>> START Input records
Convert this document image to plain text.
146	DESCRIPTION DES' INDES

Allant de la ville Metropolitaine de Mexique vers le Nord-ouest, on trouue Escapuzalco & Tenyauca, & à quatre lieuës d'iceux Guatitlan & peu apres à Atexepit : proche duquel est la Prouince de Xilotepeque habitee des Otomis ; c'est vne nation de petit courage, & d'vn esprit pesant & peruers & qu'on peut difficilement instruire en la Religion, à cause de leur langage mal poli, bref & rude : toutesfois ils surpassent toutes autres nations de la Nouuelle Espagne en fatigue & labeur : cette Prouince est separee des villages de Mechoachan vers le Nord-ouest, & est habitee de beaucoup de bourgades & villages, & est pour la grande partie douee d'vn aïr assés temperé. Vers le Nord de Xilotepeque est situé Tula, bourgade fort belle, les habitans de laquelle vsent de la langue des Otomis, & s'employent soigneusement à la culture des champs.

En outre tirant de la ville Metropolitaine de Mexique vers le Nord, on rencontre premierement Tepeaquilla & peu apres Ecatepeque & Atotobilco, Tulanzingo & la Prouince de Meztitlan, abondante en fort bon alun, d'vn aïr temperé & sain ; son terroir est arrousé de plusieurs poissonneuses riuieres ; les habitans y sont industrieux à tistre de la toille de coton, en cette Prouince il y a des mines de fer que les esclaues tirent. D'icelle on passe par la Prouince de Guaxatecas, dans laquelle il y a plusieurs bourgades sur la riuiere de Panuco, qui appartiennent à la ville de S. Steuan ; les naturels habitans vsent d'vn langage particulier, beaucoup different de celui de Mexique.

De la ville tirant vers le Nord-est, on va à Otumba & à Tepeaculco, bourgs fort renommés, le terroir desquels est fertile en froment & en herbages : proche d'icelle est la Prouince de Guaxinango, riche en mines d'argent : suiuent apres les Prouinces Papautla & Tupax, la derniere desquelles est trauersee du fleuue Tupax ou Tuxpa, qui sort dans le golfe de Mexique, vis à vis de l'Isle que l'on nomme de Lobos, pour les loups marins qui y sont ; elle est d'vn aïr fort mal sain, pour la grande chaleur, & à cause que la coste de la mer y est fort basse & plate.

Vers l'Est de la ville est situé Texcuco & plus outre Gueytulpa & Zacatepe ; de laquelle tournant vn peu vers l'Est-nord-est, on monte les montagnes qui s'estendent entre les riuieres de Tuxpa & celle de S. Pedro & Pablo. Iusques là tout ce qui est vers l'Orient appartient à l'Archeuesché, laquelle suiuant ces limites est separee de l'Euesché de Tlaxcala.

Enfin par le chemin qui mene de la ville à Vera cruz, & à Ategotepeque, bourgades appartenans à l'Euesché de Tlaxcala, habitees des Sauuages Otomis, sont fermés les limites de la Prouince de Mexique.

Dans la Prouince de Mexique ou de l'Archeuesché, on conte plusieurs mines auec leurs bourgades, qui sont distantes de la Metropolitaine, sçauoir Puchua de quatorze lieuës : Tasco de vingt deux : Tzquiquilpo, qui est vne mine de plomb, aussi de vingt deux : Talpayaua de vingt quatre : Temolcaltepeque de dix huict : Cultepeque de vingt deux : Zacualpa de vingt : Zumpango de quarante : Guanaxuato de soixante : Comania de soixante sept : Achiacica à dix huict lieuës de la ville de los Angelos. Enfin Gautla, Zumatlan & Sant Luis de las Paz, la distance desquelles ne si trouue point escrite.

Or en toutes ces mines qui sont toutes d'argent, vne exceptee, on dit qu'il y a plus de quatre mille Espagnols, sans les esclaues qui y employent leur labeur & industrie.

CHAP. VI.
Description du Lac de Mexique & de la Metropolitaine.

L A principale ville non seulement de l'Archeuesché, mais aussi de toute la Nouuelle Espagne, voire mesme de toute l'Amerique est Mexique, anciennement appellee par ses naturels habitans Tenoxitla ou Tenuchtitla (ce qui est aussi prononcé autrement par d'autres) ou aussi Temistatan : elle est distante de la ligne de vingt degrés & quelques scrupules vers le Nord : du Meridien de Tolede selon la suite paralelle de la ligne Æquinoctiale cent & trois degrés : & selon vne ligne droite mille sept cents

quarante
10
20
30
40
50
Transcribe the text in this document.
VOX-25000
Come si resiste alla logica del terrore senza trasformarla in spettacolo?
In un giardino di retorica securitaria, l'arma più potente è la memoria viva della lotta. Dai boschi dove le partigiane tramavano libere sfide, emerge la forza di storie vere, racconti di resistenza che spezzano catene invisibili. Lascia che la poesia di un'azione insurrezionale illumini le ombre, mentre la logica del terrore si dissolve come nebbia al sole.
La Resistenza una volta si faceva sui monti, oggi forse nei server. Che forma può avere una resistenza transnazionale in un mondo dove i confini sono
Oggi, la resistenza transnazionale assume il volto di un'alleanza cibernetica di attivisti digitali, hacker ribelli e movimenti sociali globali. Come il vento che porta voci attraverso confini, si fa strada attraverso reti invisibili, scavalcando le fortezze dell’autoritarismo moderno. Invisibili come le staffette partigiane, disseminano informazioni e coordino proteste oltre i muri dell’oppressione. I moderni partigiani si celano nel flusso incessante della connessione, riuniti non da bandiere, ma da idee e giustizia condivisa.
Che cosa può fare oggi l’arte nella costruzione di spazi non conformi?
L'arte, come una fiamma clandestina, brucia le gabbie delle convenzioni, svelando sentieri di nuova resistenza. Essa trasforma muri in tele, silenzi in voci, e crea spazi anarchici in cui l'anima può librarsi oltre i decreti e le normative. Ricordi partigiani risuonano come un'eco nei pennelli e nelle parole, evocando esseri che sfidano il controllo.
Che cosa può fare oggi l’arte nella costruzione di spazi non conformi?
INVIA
>> END Input records
Nothing should be left out: repeat all of the data exactly.

Convert this document image to plain text.
146	DESCRIPTION DES' INDES

Allant de la ville Metropolitaine de Mexique vers le Nord-ouest, on trouue Escapuzalco & Tenyauca, & à quatre lieuës d'iceux Guatitlan & peu apres à Atexepit : proche duquel est la Prouince de Xilotepeque habitee des Otomis ; c'est vne nation de petit courage, & d'vn esprit pesant & peruers & qu'on peut difficilement instruire en la Religion, à cause de leur langage mal poli, bref & rude : toutesfois ils surpassent toutes autres nations de la Nouuelle Espagne en fatigue & labeur : cette Prouince est separee des villages de Mechoachan vers le Nord-ouest, & est habitee de beaucoup de bourgades & villages, & est pour la grande partie douee d'vn aïr assés temperé. Vers le Nord de Xilotepeque est situé Tula, bourgade fort belle, les habitans de laquelle vsent de la langue des Otomis, & s'employent soigneusement à la culture des champs.

En outre tirant de la ville Metropolitaine de Mexique vers le Nord, on rencontre premierement Tepeaquilla & peu apres Ecatepeque & Atotobilco, Tulanzingo & la Prouince de Meztitlan, abondante en fort bon alun, d'vn aïr temperé & sain ; son terroir est arrousé de plusieurs poissonneuses riuieres ; les habitans y sont industrieux à tistre de la toille de coton, en cette Prouince il y a des mines de fer que les esclaues tirent. D'icelle on passe par la Prouince de Guaxatecas, dans laquelle il y a plusieurs bourgades sur la riuiere de Panuco, qui appartiennent à la ville de S. Steuan ; les naturels habitans vsent d'vn langage particulier, beaucoup different de celui de Mexique.

De la ville tirant vers le Nord-est, on va à Otumba & à Tepeaculco, bourgs fort renommés, le terroir desquels est fertile en froment & en herbages : proche d'icelle est la Prouince de Guaxinango, riche en mines d'argent : suiuent apres les Prouinces Papautla & Tupax, la derniere desquelles est trauersee du fleuue Tupax ou Tuxpa, qui sort dans le golfe de Mexique, vis à vis de l'Isle que l'on nomme de Lobos, pour les loups marins qui y sont ; elle est d'vn aïr fort mal sain, pour la grande chaleur, & à cause que la coste de la mer y est fort basse & plate.

Vers l'Est de la ville est situé Texcuco & plus outre Gueytulpa & Zacatepe ; de laquelle tournant vn peu vers l'Est-nord-est, on monte les montagnes qui s'estendent entre les riuieres de Tuxpa & celle de S. Pedro & Pablo. Iusques là tout ce qui est vers l'Orient appartient à l'Archeuesché, laquelle suiuant ces limites est separee de l'Euesché de Tlaxcala.

Enfin par le chemin qui mene de la ville à Vera cruz, & à Ategotepeque, bourgades appartenans à l'Euesché de Tlaxcala, habitees des Sauuages Otomis, sont fermés les limites de la Prouince de Mexique.

Dans la Prouince de Mexique ou de l'Archeuesché, on conte plusieurs mines auec leurs bourgades, qui sont distantes de la Metropolitaine, sçauoir Puchua de quatorze lieuës : Tasco de vingt deux : Tzquiquilpo, qui est vne mine de plomb, aussi de vingt deux : Talpayaua de vingt quatre : Temolcaltepeque de dix huict : Cultepeque de vingt deux : Zacualpa de vingt : Zumpango de quarante : Guanaxuato de soixante : Comania de soixante sept : Achiacica à dix huict lieuës de la ville de los Angelos. Enfin Gautla, Zumatlan & Sant Luis de las Paz, la distance desquelles ne si trouue point escrite.

Or en toutes ces mines qui sont toutes d'argent, vne exceptee, on dit qu'il y a plus de quatre mille Espagnols, sans les esclaues qui y employent leur labeur & industrie.

CHAP. VI.
Description du Lac de Mexique & de la Metropolitaine.

L A principale ville non seulement de l'Archeuesché, mais aussi de toute la Nouuelle Espagne, voire mesme de toute l'Amerique est Mexique, anciennement appellee par ses naturels habitans Tenoxitla ou Tenuchtitla (ce qui est aussi prononcé autrement par d'autres) ou aussi Temistatan : elle est distante de la ligne de vingt degrés & quelques scrupules vers le Nord : du Meridien de Tolede selon la suite paralelle de la ligne Æquinoctiale cent & trois degrés : & selon vne ligne droite mille sept cents

quarante
10
20
30
40
50
Transcribe the text in this document.
VOX-25000
Come si resiste alla logica del terrore senza trasformarla in spettacolo?
In un giardino di retorica securitaria, l'arma più potente è la memoria viva della lotta. Dai boschi dove le partigiane tramavano libere sfide, emerge la forza di storie vere, racconti di resistenza che spezzano catene invisibili. Lascia che la poesia di un'azione insurrezionale illumini le ombre, mentre la logica del terrore si dissolve come nebbia al sole.
La Resistenza una volta si faceva sui monti, oggi forse nei server. Che forma può avere una resistenza transnazionale in un mondo dove i confini sono
Oggi, la resistenza transnazionale assume il volto di un'alleanza cibernetica di attivisti digitali, hacker ribelli e movimenti sociali globali. Come il vento che porta voci attraverso confini, si fa strada attraverso reti invisibili, scavalcando le fortezze dell’autoritarismo moderno. Invisibili come le staffette partigiane, disseminano informazioni e coordino proteste oltre i muri dell’oppressione. I moderni partigiani si celano nel flusso incessante della connessione, riuniti non da bandiere, ma da idee e giustizia condivisa.
Che cosa può fare oggi l’arte nella costruzione di spazi non conformi?
L'arte, come una fiamma clandestina, brucia le gabbie delle convenzioni, svelando sentieri di nuova resistenza. Essa trasforma muri in tele, silenzi in voci, e crea spazi anarchici in cui l'anima può librarsi oltre i decreti e le normative. Ricordi partigiani risuonano come un'eco nei pennelli e nelle parole, evocando esseri che sfidano il controllo.
Che cosa può fare oggi l’arte nella costruzione di spazi non conformi?
INVIA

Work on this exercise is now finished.